[Begin RECORDS FOR THE TASK]

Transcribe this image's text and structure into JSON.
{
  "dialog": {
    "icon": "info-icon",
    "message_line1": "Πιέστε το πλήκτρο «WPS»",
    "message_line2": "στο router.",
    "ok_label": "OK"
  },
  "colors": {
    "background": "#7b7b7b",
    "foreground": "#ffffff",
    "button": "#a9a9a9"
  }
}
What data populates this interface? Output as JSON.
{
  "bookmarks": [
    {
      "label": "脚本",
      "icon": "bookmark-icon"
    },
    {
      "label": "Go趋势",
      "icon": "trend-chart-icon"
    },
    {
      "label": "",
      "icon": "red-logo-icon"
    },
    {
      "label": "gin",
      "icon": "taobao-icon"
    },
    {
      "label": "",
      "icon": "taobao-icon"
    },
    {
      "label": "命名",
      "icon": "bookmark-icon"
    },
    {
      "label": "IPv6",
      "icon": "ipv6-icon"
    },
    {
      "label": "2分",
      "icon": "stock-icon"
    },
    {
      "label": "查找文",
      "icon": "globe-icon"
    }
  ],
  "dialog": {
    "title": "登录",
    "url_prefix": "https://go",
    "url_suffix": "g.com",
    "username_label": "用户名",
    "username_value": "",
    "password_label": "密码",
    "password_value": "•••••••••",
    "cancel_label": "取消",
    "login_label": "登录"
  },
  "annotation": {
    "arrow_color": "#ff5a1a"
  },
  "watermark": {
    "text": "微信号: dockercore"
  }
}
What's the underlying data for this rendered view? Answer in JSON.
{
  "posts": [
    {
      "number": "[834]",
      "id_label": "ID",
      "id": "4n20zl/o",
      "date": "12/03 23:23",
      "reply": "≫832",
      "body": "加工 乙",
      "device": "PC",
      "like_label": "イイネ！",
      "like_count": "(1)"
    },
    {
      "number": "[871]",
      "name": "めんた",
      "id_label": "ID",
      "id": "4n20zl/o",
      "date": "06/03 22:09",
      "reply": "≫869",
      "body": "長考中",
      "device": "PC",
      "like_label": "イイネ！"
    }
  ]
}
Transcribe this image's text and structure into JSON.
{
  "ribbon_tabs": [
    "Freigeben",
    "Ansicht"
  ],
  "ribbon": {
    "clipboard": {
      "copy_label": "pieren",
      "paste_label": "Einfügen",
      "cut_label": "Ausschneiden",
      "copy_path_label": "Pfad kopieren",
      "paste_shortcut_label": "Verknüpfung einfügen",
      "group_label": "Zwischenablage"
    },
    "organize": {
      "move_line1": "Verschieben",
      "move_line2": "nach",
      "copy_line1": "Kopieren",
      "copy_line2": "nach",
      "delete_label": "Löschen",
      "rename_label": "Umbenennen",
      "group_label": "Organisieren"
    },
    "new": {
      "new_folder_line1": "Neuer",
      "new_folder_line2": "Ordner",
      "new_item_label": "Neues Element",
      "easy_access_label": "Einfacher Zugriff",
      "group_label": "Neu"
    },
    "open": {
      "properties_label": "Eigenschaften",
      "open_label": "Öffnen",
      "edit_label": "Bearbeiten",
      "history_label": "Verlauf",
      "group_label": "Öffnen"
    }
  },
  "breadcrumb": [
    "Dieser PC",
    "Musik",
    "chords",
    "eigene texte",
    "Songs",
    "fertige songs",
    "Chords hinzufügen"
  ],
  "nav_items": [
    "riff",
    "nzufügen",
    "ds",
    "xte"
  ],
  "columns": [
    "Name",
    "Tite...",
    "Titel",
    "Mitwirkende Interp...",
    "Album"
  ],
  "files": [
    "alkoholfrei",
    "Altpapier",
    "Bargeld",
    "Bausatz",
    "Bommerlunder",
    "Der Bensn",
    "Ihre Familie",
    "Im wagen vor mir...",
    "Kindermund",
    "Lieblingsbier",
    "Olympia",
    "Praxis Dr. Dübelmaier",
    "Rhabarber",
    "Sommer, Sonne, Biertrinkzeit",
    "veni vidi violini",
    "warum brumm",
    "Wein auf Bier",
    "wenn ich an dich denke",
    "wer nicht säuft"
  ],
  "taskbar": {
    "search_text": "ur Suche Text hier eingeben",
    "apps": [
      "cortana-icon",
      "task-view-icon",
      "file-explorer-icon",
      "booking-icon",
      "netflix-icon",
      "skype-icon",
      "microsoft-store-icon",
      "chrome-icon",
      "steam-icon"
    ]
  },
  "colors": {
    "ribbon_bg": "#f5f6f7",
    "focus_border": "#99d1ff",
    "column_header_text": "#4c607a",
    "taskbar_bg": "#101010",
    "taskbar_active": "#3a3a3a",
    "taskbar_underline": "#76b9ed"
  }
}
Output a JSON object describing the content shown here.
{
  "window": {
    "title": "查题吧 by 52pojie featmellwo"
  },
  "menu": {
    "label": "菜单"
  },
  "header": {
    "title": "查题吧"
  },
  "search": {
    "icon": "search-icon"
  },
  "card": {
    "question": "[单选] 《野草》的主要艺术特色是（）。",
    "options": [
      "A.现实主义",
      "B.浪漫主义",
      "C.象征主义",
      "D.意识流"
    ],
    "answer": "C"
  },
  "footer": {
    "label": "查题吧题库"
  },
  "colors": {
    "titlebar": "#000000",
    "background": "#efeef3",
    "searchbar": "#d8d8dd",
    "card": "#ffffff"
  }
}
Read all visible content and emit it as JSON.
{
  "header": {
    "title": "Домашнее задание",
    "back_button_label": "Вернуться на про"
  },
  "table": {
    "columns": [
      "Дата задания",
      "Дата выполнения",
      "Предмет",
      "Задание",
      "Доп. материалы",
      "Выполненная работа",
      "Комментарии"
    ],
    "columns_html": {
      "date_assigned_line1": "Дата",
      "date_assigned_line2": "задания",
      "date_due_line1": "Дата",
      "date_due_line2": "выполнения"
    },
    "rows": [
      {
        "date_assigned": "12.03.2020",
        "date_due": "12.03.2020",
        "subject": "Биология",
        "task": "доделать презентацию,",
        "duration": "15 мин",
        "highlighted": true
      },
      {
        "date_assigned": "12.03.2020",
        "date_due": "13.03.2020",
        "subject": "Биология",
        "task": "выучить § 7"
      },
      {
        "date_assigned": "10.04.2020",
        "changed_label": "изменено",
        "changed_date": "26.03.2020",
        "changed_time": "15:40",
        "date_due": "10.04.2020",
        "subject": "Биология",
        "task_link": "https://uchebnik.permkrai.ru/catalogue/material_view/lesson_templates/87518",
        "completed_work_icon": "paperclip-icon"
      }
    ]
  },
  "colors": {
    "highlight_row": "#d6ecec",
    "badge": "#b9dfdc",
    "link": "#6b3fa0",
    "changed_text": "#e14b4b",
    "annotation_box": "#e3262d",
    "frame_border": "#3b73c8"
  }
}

[End RECORDS FOR THE TASK]

- **WHAT TO PRODUCE**: Print all of the entries exactly as they appear.

- **RESPONSE**:
Transcribe this image's text and structure into JSON.
{
  "dialog": {
    "icon": "info-icon",
    "message_line1": "Πιέστε το πλήκτρο «WPS»",
    "message_line2": "στο router.",
    "ok_label": "OK"
  },
  "colors": {
    "background": "#7b7b7b",
    "foreground": "#ffffff",
    "button": "#a9a9a9"
  }
}
What data populates this interface? Output as JSON.
{
  "bookmarks": [
    {
      "label": "脚本",
      "icon": "bookmark-icon"
    },
    {
      "label": "Go趋势",
      "icon": "trend-chart-icon"
    },
    {
      "label": "",
      "icon": "red-logo-icon"
    },
    {
      "label": "gin",
      "icon": "taobao-icon"
    },
    {
      "label": "",
      "icon": "taobao-icon"
    },
    {
      "label": "命名",
      "icon": "bookmark-icon"
    },
    {
      "label": "IPv6",
      "icon": "ipv6-icon"
    },
    {
      "label": "2分",
      "icon": "stock-icon"
    },
    {
      "label": "查找文",
      "icon": "globe-icon"
    }
  ],
  "dialog": {
    "title": "登录",
    "url_prefix": "https://go",
    "url_suffix": "g.com",
    "username_label": "用户名",
    "username_value": "",
    "password_label": "密码",
    "password_value": "•••••••••",
    "cancel_label": "取消",
    "login_label": "登录"
  },
  "annotation": {
    "arrow_color": "#ff5a1a"
  },
  "watermark": {
    "text": "微信号: dockercore"
  }
}
What's the underlying data for this rendered view? Answer in JSON.
{
  "posts": [
    {
      "number": "[834]",
      "id_label": "ID",
      "id": "4n20zl/o",
      "date": "12/03 23:23",
      "reply": "≫832",
      "body": "加工 乙",
      "device": "PC",
      "like_label": "イイネ！",
      "like_count": "(1)"
    },
    {
      "number": "[871]",
      "name": "めんた",
      "id_label": "ID",
      "id": "4n20zl/o",
      "date": "06/03 22:09",
      "reply": "≫869",
      "body": "長考中",
      "device": "PC",
      "like_label": "イイネ！"
    }
  ]
}
Transcribe this image's text and structure into JSON.
{
  "ribbon_tabs": [
    "Freigeben",
    "Ansicht"
  ],
  "ribbon": {
    "clipboard": {
      "copy_label": "pieren",
      "paste_label": "Einfügen",
      "cut_label": "Ausschneiden",
      "copy_path_label": "Pfad kopieren",
      "paste_shortcut_label": "Verknüpfung einfügen",
      "group_label": "Zwischenablage"
    },
    "organize": {
      "move_line1": "Verschieben",
      "move_line2": "nach",
      "copy_line1": "Kopieren",
      "copy_line2": "nach",
      "delete_label": "Löschen",
      "rename_label": "Umbenennen",
      "group_label": "Organisieren"
    },
    "new": {
      "new_folder_line1": "Neuer",
      "new_folder_line2": "Ordner",
      "new_item_label": "Neues Element",
      "easy_access_label": "Einfacher Zugriff",
      "group_label": "Neu"
    },
    "open": {
      "properties_label": "Eigenschaften",
      "open_label": "Öffnen",
      "edit_label": "Bearbeiten",
      "history_label": "Verlauf",
      "group_label": "Öffnen"
    }
  },
  "breadcrumb": [
    "Dieser PC",
    "Musik",
    "chords",
    "eigene texte",
    "Songs",
    "fertige songs",
    "Chords hinzufügen"
  ],
  "nav_items": [
    "riff",
    "nzufügen",
    "ds",
    "xte"
  ],
  "columns": [
    "Name",
    "Tite...",
    "Titel",
    "Mitwirkende Interp...",
    "Album"
  ],
  "files": [
    "alkoholfrei",
    "Altpapier",
    "Bargeld",
    "Bausatz",
    "Bommerlunder",
    "Der Bensn",
    "Ihre Familie",
    "Im wagen vor mir...",
    "Kindermund",
    "Lieblingsbier",
    "Olympia",
    "Praxis Dr. Dübelmaier",
    "Rhabarber",
    "Sommer, Sonne, Biertrinkzeit",
    "veni vidi violini",
    "warum brumm",
    "Wein auf Bier",
    "wenn ich an dich denke",
    "wer nicht säuft"
  ],
  "taskbar": {
    "search_text": "ur Suche Text hier eingeben",
    "apps": [
      "cortana-icon",
      "task-view-icon",
      "file-explorer-icon",
      "booking-icon",
      "netflix-icon",
      "skype-icon",
      "microsoft-store-icon",
      "chrome-icon",
      "steam-icon"
    ]
  },
  "colors": {
    "ribbon_bg": "#f5f6f7",
    "focus_border": "#99d1ff",
    "column_header_text": "#4c607a",
    "taskbar_bg": "#101010",
    "taskbar_active": "#3a3a3a",
    "taskbar_underline": "#76b9ed"
  }
}
Output a JSON object describing the content shown here.
{
  "window": {
    "title": "查题吧 by 52pojie featmellwo"
  },
  "menu": {
    "label": "菜单"
  },
  "header": {
    "title": "查题吧"
  },
  "search": {
    "icon": "search-icon"
  },
  "card": {
    "question": "[单选] 《野草》的主要艺术特色是（）。",
    "options": [
      "A.现实主义",
      "B.浪漫主义",
      "C.象征主义",
      "D.意识流"
    ],
    "answer": "C"
  },
  "footer": {
    "label": "查题吧题库"
  },
  "colors": {
    "titlebar": "#000000",
    "background": "#efeef3",
    "searchbar": "#d8d8dd",
    "card": "#ffffff"
  }
}
Read all visible content and emit it as JSON.
{
  "header": {
    "title": "Домашнее задание",
    "back_button_label": "Вернуться на про"
  },
  "table": {
    "columns": [
      "Дата задания",
      "Дата выполнения",
      "Предмет",
      "Задание",
      "Доп. материалы",
      "Выполненная работа",
      "Комментарии"
    ],
    "columns_html": {
      "date_assigned_line1": "Дата",
      "date_assigned_line2": "задания",
      "date_due_line1": "Дата",
      "date_due_line2": "выполнения"
    },
    "rows": [
      {
        "date_assigned": "12.03.2020",
        "date_due": "12.03.2020",
        "subject": "Биология",
        "task": "доделать презентацию,",
        "duration": "15 мин",
        "highlighted": true
      },
      {
        "date_assigned": "12.03.2020",
        "date_due": "13.03.2020",
        "subject": "Биология",
        "task": "выучить § 7"
      },
      {
        "date_assigned": "10.04.2020",
        "changed_label": "изменено",
        "changed_date": "26.03.2020",
        "changed_time": "15:40",
        "date_due": "10.04.2020",
        "subject": "Биология",
        "task_link": "https://uchebnik.permkrai.ru/catalogue/material_view/lesson_templates/87518",
        "completed_work_icon": "paperclip-icon"
      }
    ]
  },
  "colors": {
    "highlight_row": "#d6ecec",
    "badge": "#b9dfdc",
    "link": "#6b3fa0",
    "changed_text": "#e14b4b",
    "annotation_box": "#e3262d",
    "frame_border": "#3b73c8"
  }
}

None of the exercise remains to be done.